Entries from a visual dataset:

===

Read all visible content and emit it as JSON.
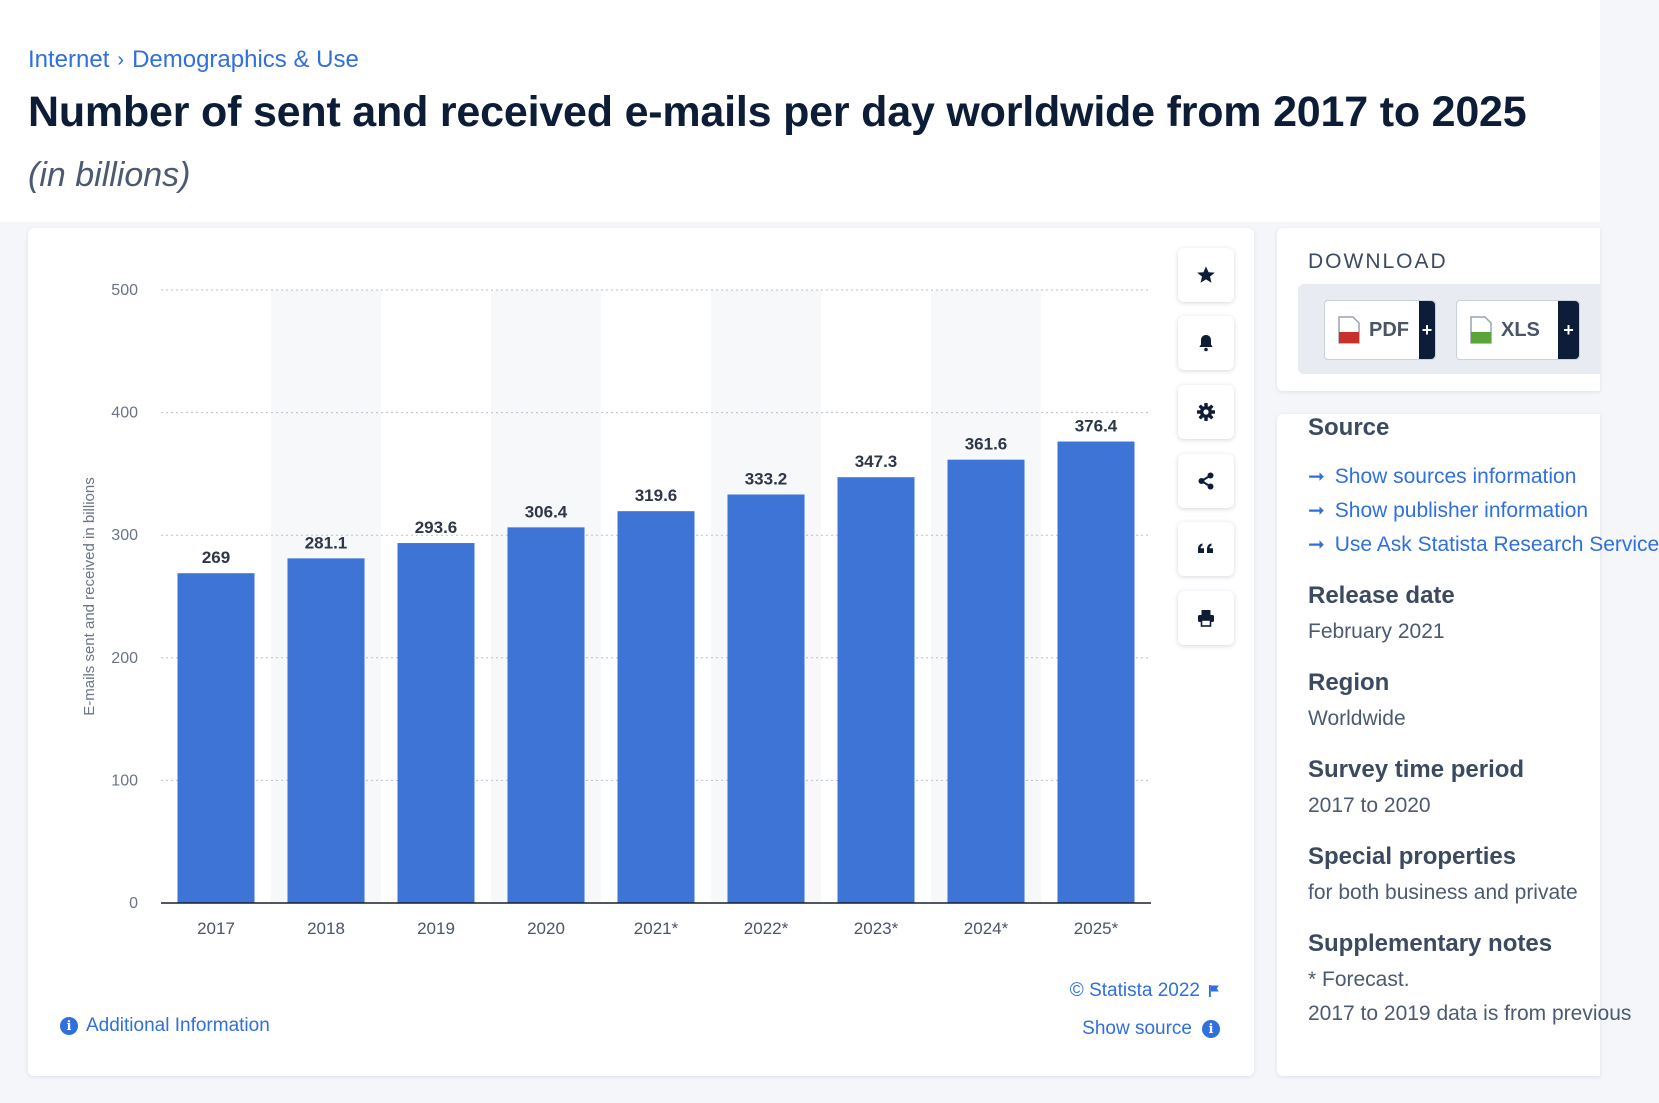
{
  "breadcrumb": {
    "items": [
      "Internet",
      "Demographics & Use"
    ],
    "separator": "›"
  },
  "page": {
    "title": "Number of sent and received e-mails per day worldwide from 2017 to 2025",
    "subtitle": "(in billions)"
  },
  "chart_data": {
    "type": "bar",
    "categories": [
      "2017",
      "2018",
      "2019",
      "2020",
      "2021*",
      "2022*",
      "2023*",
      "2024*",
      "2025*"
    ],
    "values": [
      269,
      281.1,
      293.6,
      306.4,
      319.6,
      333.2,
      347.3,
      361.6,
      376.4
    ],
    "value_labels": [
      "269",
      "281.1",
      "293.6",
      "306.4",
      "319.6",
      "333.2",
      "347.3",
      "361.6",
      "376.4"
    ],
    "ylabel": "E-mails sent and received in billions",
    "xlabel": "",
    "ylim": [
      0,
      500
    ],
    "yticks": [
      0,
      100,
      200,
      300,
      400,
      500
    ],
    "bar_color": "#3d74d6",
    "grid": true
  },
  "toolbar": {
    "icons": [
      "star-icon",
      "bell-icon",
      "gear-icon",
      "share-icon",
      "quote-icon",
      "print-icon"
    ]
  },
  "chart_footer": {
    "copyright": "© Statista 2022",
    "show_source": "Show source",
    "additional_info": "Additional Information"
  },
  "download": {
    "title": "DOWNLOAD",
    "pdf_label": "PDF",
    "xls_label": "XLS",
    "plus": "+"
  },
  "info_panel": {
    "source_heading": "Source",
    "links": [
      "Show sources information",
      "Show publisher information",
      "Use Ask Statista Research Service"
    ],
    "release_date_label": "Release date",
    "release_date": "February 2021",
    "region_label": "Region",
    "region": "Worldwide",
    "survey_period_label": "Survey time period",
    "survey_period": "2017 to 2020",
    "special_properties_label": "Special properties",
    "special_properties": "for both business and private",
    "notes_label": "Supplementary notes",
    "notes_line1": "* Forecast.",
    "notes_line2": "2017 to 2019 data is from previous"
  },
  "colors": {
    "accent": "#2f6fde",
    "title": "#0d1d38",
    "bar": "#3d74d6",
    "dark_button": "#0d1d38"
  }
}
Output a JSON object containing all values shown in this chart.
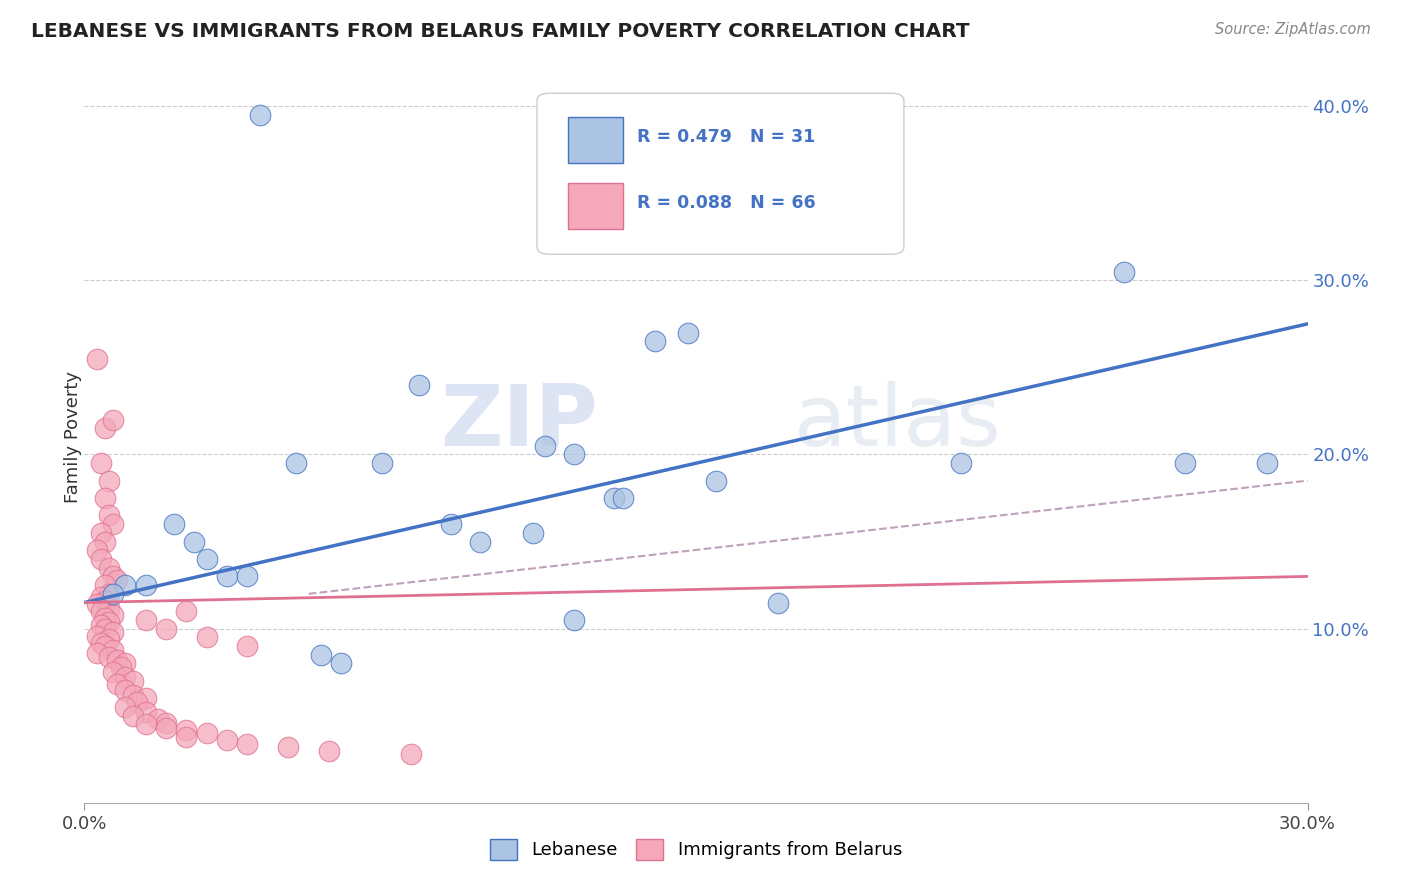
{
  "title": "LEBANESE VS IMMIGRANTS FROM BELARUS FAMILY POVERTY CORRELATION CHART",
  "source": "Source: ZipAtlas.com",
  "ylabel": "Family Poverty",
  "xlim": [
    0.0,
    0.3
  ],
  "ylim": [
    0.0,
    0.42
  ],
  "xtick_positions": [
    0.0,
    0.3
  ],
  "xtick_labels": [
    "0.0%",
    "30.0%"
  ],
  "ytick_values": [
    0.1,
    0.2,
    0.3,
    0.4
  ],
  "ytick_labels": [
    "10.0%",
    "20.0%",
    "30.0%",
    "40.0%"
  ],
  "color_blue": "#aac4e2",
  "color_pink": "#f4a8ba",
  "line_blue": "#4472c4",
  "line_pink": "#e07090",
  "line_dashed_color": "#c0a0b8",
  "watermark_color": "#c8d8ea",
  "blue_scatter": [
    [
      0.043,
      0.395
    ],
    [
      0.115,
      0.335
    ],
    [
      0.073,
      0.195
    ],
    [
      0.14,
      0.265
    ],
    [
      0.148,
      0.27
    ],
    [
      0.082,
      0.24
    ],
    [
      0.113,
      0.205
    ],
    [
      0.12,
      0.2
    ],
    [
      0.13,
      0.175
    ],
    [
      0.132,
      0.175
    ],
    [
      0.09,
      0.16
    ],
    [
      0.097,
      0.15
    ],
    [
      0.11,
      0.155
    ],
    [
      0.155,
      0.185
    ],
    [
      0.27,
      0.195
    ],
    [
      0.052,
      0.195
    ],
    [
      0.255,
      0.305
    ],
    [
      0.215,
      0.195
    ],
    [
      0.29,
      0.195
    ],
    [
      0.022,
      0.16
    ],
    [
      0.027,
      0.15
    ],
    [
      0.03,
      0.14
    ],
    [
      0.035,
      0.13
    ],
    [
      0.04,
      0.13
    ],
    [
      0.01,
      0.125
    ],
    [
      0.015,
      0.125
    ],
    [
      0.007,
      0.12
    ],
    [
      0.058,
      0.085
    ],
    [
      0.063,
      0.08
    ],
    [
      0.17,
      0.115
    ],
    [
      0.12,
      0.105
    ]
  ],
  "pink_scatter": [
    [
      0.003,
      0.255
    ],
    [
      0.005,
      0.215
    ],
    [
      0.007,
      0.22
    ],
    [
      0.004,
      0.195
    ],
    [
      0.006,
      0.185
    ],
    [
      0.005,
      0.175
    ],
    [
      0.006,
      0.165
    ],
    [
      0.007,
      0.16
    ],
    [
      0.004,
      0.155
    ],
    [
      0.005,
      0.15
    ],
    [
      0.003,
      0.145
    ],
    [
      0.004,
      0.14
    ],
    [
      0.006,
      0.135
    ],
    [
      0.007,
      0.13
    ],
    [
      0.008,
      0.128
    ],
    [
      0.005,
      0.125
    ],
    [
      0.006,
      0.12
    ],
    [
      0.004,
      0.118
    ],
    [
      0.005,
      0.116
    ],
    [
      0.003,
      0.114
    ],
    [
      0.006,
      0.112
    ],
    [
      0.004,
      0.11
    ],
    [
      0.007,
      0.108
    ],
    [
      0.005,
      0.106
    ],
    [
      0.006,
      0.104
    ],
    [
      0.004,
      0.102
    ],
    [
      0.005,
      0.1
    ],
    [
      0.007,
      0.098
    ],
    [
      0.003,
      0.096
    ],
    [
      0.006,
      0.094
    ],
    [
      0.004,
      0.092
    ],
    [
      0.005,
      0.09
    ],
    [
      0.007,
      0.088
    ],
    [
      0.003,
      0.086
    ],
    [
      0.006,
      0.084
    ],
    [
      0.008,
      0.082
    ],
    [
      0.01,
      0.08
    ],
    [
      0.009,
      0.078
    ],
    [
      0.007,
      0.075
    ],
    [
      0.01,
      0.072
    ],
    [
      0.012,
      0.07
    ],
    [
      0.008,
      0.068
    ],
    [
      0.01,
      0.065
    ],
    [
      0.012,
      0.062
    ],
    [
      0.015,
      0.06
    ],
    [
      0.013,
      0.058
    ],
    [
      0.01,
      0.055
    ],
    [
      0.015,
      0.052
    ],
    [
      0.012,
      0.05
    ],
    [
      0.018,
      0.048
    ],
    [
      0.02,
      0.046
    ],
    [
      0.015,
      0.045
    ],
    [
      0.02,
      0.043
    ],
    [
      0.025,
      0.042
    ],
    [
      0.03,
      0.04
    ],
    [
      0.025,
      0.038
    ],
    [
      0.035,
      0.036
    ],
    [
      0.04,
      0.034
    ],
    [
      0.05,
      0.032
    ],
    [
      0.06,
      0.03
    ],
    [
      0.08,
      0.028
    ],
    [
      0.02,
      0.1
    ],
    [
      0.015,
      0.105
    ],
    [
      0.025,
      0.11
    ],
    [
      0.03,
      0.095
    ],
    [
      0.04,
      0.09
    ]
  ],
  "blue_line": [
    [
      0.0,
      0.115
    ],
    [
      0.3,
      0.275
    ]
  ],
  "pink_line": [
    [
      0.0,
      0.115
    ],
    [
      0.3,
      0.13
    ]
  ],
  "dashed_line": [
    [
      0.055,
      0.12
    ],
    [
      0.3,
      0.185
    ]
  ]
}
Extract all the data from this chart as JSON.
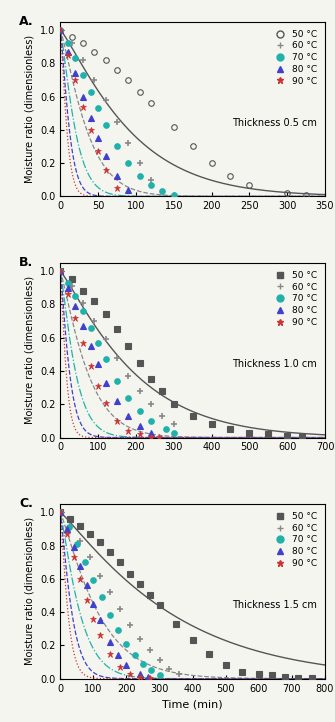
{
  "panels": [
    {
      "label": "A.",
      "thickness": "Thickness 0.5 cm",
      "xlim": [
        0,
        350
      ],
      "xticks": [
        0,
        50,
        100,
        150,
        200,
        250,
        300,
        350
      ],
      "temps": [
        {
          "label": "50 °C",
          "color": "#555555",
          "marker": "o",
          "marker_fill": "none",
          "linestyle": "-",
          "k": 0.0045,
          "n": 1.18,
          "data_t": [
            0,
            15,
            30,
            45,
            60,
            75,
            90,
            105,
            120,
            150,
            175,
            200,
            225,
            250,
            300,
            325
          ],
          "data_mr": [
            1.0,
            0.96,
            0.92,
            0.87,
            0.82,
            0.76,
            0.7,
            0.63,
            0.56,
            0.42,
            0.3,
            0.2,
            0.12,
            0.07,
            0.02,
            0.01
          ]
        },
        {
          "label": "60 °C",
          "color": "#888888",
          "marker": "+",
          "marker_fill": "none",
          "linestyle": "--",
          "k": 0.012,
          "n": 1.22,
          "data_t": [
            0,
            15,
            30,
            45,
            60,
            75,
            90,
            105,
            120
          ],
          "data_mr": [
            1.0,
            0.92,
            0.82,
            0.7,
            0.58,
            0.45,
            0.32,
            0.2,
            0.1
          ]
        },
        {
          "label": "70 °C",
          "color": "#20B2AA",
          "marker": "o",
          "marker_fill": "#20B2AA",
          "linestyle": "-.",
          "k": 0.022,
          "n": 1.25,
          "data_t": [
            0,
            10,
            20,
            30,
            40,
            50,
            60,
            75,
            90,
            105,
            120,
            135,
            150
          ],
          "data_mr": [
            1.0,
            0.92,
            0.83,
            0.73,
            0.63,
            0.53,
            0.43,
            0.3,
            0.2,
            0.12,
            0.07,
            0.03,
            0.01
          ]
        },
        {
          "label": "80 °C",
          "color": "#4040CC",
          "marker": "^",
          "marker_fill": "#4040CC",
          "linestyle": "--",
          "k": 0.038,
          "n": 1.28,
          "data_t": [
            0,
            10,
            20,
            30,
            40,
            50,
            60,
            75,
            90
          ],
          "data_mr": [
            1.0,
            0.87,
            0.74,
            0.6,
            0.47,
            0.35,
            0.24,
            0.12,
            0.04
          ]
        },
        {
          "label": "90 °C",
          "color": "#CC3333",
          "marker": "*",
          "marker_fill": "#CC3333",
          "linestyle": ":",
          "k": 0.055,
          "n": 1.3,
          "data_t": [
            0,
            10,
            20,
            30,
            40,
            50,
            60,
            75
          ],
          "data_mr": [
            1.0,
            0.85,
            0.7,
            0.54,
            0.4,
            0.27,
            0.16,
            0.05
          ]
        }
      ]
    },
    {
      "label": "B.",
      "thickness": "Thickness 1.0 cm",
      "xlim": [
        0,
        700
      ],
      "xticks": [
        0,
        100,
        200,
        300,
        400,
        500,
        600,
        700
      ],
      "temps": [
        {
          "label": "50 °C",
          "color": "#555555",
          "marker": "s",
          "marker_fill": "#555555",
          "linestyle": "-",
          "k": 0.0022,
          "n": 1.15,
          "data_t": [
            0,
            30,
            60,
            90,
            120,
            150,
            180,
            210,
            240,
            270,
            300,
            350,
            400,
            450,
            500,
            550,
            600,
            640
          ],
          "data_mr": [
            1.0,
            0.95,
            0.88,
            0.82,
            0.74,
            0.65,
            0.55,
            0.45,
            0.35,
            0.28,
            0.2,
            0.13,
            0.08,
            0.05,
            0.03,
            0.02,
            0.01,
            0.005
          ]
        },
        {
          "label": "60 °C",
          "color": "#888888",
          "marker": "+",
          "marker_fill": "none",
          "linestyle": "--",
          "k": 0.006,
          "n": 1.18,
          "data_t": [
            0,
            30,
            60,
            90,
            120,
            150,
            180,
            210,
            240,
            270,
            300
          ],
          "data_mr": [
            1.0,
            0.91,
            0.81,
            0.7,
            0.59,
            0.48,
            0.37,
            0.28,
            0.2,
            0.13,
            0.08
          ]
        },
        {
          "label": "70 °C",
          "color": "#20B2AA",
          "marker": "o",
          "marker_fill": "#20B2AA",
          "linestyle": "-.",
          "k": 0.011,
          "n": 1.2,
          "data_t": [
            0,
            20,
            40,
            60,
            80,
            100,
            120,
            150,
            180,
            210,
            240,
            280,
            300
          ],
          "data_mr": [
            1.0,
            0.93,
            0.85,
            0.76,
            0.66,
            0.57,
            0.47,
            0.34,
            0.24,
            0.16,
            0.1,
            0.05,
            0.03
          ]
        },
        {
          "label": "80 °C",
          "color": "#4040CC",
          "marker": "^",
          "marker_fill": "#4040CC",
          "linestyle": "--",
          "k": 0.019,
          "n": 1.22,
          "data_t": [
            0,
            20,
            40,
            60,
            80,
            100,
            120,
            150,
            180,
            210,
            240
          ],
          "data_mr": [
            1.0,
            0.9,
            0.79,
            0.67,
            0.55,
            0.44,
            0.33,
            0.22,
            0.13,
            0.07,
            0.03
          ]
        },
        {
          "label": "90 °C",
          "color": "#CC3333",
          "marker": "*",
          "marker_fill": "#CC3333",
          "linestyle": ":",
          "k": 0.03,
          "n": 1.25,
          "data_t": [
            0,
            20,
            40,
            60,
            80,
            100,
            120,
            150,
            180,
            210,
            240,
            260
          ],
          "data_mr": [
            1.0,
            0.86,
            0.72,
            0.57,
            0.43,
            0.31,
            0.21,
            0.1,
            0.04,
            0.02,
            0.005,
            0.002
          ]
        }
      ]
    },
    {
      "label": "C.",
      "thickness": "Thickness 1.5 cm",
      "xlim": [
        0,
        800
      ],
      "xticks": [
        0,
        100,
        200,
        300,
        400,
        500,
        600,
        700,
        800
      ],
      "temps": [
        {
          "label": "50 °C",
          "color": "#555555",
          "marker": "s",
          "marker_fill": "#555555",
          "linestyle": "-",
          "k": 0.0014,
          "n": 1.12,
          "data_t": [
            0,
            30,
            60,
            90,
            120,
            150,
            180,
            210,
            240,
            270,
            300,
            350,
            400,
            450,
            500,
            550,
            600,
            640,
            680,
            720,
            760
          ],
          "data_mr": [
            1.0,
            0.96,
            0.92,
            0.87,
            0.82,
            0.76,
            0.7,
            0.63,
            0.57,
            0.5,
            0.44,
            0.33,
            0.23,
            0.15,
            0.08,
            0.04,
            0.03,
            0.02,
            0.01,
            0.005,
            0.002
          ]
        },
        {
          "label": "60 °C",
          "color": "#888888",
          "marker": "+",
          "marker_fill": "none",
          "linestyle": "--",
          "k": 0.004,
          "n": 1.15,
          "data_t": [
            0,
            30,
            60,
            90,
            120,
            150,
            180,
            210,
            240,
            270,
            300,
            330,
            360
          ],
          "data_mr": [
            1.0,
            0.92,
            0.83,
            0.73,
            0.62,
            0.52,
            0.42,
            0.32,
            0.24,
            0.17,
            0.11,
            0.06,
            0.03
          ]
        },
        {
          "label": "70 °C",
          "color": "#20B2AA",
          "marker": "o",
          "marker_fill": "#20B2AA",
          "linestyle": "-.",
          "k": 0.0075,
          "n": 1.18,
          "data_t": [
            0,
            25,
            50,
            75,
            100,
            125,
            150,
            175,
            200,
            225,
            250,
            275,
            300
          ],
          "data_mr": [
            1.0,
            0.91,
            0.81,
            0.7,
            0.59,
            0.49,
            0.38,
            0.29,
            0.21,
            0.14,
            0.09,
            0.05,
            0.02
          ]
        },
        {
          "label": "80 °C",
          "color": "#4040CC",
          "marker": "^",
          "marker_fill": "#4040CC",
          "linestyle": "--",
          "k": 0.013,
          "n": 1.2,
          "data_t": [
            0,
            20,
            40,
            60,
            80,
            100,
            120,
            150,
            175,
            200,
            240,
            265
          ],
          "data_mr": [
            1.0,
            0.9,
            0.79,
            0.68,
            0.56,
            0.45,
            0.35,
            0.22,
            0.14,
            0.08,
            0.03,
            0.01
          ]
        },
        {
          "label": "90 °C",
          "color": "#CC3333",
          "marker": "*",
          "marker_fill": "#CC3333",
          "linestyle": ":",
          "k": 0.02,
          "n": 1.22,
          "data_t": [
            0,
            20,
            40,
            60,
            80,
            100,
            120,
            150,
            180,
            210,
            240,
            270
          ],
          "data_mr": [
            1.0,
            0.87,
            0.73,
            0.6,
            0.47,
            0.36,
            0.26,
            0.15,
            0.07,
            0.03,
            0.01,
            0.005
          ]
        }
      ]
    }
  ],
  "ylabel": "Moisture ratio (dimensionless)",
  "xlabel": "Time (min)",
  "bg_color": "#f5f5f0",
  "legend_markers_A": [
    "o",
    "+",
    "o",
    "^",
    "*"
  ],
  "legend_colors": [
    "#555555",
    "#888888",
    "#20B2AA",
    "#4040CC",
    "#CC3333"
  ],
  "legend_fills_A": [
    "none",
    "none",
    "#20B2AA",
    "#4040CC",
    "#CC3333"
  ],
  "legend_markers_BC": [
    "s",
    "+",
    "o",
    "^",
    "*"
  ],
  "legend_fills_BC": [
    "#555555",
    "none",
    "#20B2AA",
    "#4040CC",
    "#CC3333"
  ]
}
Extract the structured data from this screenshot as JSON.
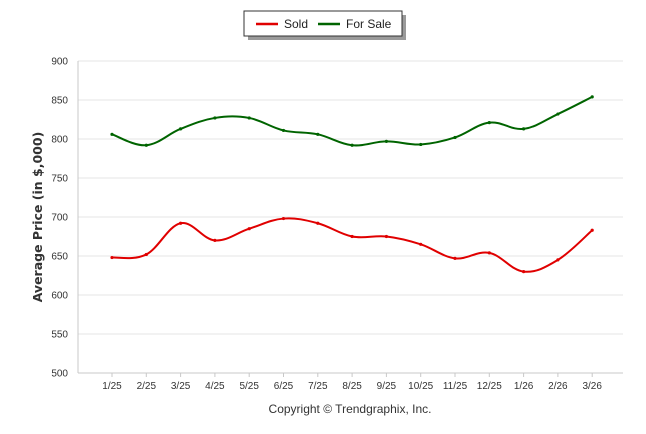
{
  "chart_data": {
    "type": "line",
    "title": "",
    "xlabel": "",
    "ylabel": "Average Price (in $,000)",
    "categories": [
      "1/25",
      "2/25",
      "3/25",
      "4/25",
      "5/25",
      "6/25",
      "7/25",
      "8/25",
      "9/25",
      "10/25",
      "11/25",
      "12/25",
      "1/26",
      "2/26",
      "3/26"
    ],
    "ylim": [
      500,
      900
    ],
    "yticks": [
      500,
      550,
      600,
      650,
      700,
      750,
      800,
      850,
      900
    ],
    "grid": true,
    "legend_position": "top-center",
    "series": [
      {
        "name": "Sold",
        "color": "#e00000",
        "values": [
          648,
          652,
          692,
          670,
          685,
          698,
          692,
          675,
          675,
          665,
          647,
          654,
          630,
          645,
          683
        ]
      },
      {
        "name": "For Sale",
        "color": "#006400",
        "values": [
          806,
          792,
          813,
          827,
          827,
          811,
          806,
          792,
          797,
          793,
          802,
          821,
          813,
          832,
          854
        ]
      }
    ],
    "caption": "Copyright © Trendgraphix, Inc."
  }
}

===

#### [PROBLEM]
Count each line with "sent" in it and report that figure by itself.

#### [OUTPUT OF THE EXERCISE]
2